__Prompt__
In the copy, include every entry exactly but none of the pictures.

__Data tied to figure images__
◇ ◇ ◇ ◇
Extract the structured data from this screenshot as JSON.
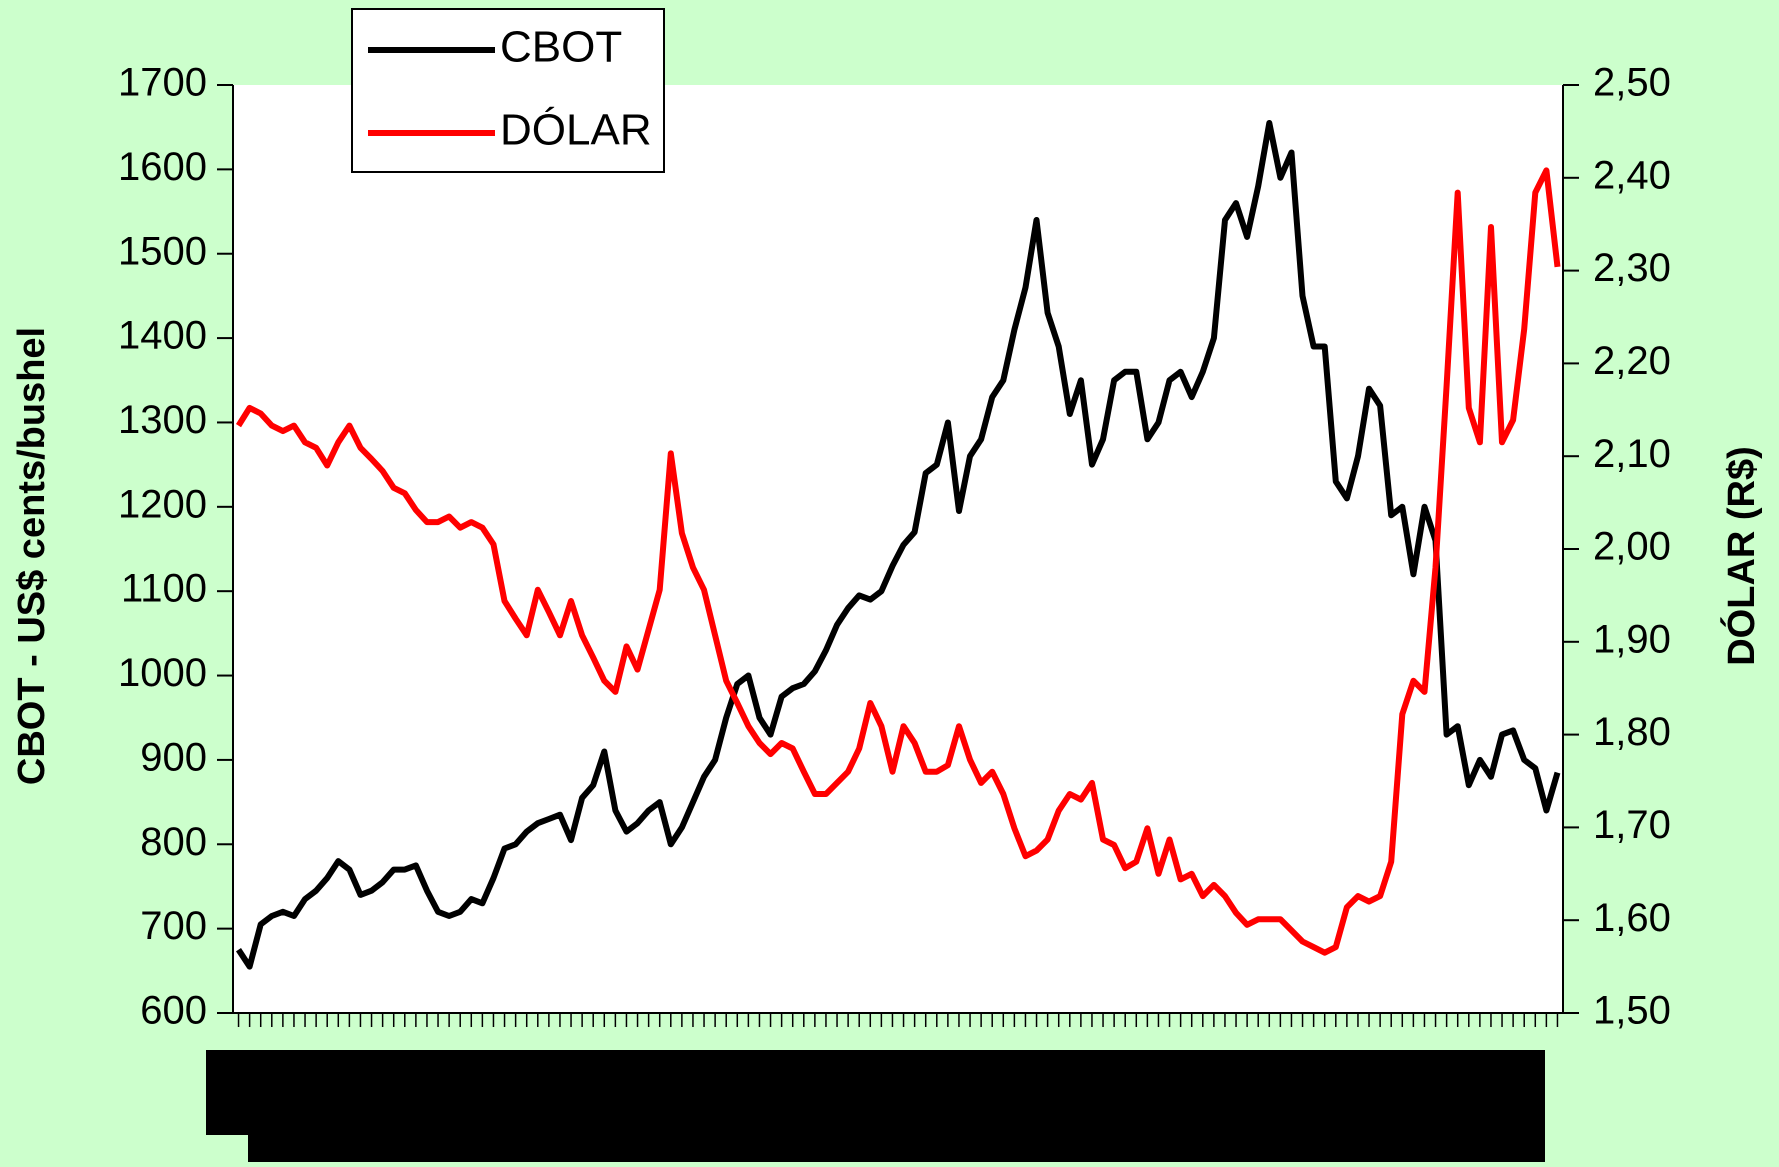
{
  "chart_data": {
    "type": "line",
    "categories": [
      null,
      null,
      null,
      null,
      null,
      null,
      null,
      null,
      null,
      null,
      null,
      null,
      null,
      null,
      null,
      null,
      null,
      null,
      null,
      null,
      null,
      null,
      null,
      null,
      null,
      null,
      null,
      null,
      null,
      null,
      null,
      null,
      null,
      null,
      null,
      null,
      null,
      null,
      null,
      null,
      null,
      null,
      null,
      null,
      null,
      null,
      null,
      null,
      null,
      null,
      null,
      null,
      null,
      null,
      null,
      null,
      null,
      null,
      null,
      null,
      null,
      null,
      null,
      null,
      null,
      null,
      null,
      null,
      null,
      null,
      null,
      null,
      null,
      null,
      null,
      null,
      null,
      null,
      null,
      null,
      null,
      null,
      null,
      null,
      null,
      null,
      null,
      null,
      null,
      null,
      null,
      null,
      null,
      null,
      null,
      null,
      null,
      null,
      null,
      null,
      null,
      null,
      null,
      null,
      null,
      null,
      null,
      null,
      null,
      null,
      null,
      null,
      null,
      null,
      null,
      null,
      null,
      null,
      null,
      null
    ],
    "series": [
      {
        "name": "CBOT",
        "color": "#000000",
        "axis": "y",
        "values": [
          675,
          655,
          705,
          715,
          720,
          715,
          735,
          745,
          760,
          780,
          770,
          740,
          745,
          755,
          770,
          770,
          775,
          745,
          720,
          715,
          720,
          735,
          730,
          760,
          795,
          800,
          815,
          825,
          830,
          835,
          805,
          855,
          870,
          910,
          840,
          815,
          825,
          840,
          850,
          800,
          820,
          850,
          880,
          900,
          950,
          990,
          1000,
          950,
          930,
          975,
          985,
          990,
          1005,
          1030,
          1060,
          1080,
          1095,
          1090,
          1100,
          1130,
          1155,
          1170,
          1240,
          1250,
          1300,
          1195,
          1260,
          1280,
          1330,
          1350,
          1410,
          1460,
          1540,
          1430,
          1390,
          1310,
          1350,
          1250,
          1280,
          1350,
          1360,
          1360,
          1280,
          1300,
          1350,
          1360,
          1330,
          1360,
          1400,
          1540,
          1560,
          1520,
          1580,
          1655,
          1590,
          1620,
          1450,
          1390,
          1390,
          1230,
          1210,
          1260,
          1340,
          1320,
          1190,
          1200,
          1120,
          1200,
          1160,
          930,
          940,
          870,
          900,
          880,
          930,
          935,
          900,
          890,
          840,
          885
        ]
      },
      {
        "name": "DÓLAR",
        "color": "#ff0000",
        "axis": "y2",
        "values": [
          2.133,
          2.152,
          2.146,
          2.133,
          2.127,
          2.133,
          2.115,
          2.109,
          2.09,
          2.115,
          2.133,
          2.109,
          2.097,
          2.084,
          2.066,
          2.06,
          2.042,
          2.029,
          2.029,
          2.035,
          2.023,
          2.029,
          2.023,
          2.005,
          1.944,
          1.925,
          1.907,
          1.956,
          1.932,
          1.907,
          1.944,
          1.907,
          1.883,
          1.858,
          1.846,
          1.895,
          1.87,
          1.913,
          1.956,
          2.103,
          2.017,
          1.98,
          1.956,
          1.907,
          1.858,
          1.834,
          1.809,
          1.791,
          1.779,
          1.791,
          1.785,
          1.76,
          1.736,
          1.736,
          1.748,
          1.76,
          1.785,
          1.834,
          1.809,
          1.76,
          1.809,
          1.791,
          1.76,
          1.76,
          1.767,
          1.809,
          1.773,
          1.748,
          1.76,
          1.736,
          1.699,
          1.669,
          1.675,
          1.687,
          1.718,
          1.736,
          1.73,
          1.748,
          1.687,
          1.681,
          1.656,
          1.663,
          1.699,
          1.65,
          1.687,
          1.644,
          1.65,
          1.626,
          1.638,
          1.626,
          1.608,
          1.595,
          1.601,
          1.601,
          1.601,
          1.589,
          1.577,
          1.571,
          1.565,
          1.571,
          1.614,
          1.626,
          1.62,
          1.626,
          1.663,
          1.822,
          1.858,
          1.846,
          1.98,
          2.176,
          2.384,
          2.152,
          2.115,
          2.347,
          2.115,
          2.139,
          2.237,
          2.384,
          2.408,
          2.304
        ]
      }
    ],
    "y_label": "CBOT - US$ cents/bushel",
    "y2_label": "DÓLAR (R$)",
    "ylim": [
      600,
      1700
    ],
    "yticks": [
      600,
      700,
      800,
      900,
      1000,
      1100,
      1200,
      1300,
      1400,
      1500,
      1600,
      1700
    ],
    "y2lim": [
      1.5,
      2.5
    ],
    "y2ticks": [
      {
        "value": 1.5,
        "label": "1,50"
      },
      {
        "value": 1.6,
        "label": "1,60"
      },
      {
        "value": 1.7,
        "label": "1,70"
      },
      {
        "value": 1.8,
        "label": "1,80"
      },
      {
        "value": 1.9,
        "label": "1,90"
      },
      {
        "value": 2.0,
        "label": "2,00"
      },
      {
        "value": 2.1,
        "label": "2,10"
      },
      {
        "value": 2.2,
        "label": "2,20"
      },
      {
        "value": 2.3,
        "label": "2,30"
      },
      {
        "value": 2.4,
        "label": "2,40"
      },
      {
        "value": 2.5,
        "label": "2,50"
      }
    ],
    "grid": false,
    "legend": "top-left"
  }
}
◇ ◇ ◇ ◇
__Full answer__
Extract the structured data from this screenshot as JSON.
{
  "chart_data": {
    "type": "line",
    "categories": [
      null,
      null,
      null,
      null,
      null,
      null,
      null,
      null,
      null,
      null,
      null,
      null,
      null,
      null,
      null,
      null,
      null,
      null,
      null,
      null,
      null,
      null,
      null,
      null,
      null,
      null,
      null,
      null,
      null,
      null,
      null,
      null,
      null,
      null,
      null,
      null,
      null,
      null,
      null,
      null,
      null,
      null,
      null,
      null,
      null,
      null,
      null,
      null,
      null,
      null,
      null,
      null,
      null,
      null,
      null,
      null,
      null,
      null,
      null,
      null,
      null,
      null,
      null,
      null,
      null,
      null,
      null,
      null,
      null,
      null,
      null,
      null,
      null,
      null,
      null,
      null,
      null,
      null,
      null,
      null,
      null,
      null,
      null,
      null,
      null,
      null,
      null,
      null,
      null,
      null,
      null,
      null,
      null,
      null,
      null,
      null,
      null,
      null,
      null,
      null,
      null,
      null,
      null,
      null,
      null,
      null,
      null,
      null,
      null,
      null,
      null,
      null,
      null,
      null,
      null,
      null,
      null,
      null,
      null,
      null
    ],
    "series": [
      {
        "name": "CBOT",
        "color": "#000000",
        "axis": "y",
        "values": [
          675,
          655,
          705,
          715,
          720,
          715,
          735,
          745,
          760,
          780,
          770,
          740,
          745,
          755,
          770,
          770,
          775,
          745,
          720,
          715,
          720,
          735,
          730,
          760,
          795,
          800,
          815,
          825,
          830,
          835,
          805,
          855,
          870,
          910,
          840,
          815,
          825,
          840,
          850,
          800,
          820,
          850,
          880,
          900,
          950,
          990,
          1000,
          950,
          930,
          975,
          985,
          990,
          1005,
          1030,
          1060,
          1080,
          1095,
          1090,
          1100,
          1130,
          1155,
          1170,
          1240,
          1250,
          1300,
          1195,
          1260,
          1280,
          1330,
          1350,
          1410,
          1460,
          1540,
          1430,
          1390,
          1310,
          1350,
          1250,
          1280,
          1350,
          1360,
          1360,
          1280,
          1300,
          1350,
          1360,
          1330,
          1360,
          1400,
          1540,
          1560,
          1520,
          1580,
          1655,
          1590,
          1620,
          1450,
          1390,
          1390,
          1230,
          1210,
          1260,
          1340,
          1320,
          1190,
          1200,
          1120,
          1200,
          1160,
          930,
          940,
          870,
          900,
          880,
          930,
          935,
          900,
          890,
          840,
          885
        ]
      },
      {
        "name": "DÓLAR",
        "color": "#ff0000",
        "axis": "y2",
        "values": [
          2.133,
          2.152,
          2.146,
          2.133,
          2.127,
          2.133,
          2.115,
          2.109,
          2.09,
          2.115,
          2.133,
          2.109,
          2.097,
          2.084,
          2.066,
          2.06,
          2.042,
          2.029,
          2.029,
          2.035,
          2.023,
          2.029,
          2.023,
          2.005,
          1.944,
          1.925,
          1.907,
          1.956,
          1.932,
          1.907,
          1.944,
          1.907,
          1.883,
          1.858,
          1.846,
          1.895,
          1.87,
          1.913,
          1.956,
          2.103,
          2.017,
          1.98,
          1.956,
          1.907,
          1.858,
          1.834,
          1.809,
          1.791,
          1.779,
          1.791,
          1.785,
          1.76,
          1.736,
          1.736,
          1.748,
          1.76,
          1.785,
          1.834,
          1.809,
          1.76,
          1.809,
          1.791,
          1.76,
          1.76,
          1.767,
          1.809,
          1.773,
          1.748,
          1.76,
          1.736,
          1.699,
          1.669,
          1.675,
          1.687,
          1.718,
          1.736,
          1.73,
          1.748,
          1.687,
          1.681,
          1.656,
          1.663,
          1.699,
          1.65,
          1.687,
          1.644,
          1.65,
          1.626,
          1.638,
          1.626,
          1.608,
          1.595,
          1.601,
          1.601,
          1.601,
          1.589,
          1.577,
          1.571,
          1.565,
          1.571,
          1.614,
          1.626,
          1.62,
          1.626,
          1.663,
          1.822,
          1.858,
          1.846,
          1.98,
          2.176,
          2.384,
          2.152,
          2.115,
          2.347,
          2.115,
          2.139,
          2.237,
          2.384,
          2.408,
          2.304
        ]
      }
    ],
    "y_label": "CBOT - US$ cents/bushel",
    "y2_label": "DÓLAR (R$)",
    "ylim": [
      600,
      1700
    ],
    "yticks": [
      600,
      700,
      800,
      900,
      1000,
      1100,
      1200,
      1300,
      1400,
      1500,
      1600,
      1700
    ],
    "y2lim": [
      1.5,
      2.5
    ],
    "y2ticks": [
      {
        "value": 1.5,
        "label": "1,50"
      },
      {
        "value": 1.6,
        "label": "1,60"
      },
      {
        "value": 1.7,
        "label": "1,70"
      },
      {
        "value": 1.8,
        "label": "1,80"
      },
      {
        "value": 1.9,
        "label": "1,90"
      },
      {
        "value": 2.0,
        "label": "2,00"
      },
      {
        "value": 2.1,
        "label": "2,10"
      },
      {
        "value": 2.2,
        "label": "2,20"
      },
      {
        "value": 2.3,
        "label": "2,30"
      },
      {
        "value": 2.4,
        "label": "2,40"
      },
      {
        "value": 2.5,
        "label": "2,50"
      }
    ],
    "grid": false,
    "legend": "top-left"
  }
}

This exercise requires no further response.